**What the task requires:**
"الايمان" appears in how many lines of the entries? State only the number.

**Recorded data:**
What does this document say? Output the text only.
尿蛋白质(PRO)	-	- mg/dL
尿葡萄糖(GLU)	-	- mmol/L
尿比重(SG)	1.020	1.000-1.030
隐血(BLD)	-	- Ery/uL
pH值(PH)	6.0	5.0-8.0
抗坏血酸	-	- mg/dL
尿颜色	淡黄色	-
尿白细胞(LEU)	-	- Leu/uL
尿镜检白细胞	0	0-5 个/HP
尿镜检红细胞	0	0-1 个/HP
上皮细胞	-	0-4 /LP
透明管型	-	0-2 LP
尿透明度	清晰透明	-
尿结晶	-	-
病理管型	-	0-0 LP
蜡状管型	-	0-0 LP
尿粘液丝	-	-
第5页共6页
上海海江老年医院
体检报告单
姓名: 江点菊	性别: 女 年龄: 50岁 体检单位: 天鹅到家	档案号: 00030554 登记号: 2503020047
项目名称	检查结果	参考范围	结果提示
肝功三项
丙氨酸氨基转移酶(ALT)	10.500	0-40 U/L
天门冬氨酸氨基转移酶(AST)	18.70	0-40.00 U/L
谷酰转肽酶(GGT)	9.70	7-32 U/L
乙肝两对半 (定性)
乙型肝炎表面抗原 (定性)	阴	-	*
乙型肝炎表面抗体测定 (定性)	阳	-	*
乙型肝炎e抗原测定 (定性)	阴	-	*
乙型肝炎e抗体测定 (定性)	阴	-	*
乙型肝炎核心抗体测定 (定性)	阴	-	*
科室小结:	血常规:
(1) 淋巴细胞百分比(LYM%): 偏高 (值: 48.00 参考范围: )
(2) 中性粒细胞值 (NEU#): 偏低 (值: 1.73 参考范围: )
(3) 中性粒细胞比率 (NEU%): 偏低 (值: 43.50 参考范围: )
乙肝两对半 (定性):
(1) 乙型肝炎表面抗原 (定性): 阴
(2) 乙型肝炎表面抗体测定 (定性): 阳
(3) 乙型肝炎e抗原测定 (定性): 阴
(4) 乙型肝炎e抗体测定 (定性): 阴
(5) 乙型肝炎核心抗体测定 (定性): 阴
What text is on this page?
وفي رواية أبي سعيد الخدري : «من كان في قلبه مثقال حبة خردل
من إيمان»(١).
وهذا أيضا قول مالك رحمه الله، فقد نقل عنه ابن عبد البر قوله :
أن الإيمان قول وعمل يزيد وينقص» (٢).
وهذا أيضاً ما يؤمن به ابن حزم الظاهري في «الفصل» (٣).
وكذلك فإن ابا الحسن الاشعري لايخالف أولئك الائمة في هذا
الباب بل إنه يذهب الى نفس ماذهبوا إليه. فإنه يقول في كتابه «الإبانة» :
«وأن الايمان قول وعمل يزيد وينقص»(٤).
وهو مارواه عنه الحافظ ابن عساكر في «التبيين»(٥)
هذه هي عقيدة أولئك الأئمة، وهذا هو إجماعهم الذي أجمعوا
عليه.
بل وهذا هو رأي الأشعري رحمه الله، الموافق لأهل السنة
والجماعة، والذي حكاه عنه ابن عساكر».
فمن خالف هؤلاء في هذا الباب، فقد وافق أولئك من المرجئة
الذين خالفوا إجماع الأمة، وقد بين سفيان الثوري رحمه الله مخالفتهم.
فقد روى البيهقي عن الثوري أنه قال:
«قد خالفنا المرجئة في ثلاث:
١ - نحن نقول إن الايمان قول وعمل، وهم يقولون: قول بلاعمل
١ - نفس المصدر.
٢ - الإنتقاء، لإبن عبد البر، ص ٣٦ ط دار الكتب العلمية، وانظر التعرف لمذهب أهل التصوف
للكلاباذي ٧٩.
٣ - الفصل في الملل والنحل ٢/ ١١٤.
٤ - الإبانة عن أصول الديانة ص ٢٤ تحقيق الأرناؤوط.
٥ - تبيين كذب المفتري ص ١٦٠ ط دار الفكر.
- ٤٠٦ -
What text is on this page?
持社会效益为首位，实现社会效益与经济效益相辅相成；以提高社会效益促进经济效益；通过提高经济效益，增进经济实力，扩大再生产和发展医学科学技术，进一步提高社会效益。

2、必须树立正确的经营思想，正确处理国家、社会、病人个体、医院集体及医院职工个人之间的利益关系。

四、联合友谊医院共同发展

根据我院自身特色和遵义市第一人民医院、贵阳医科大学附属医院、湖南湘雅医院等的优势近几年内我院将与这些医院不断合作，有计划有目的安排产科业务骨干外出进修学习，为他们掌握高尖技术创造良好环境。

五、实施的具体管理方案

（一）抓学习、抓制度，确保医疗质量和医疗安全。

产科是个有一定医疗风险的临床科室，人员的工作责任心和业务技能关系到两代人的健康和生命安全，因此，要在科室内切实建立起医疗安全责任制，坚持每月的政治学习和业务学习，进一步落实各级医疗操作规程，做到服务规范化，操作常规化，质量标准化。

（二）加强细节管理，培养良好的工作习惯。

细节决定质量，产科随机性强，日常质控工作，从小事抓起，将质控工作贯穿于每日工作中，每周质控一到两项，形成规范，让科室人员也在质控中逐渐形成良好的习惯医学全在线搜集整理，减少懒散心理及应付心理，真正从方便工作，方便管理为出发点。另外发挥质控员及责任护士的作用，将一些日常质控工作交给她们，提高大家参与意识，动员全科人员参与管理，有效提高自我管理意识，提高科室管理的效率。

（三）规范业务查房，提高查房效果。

**Finished exercise:**
2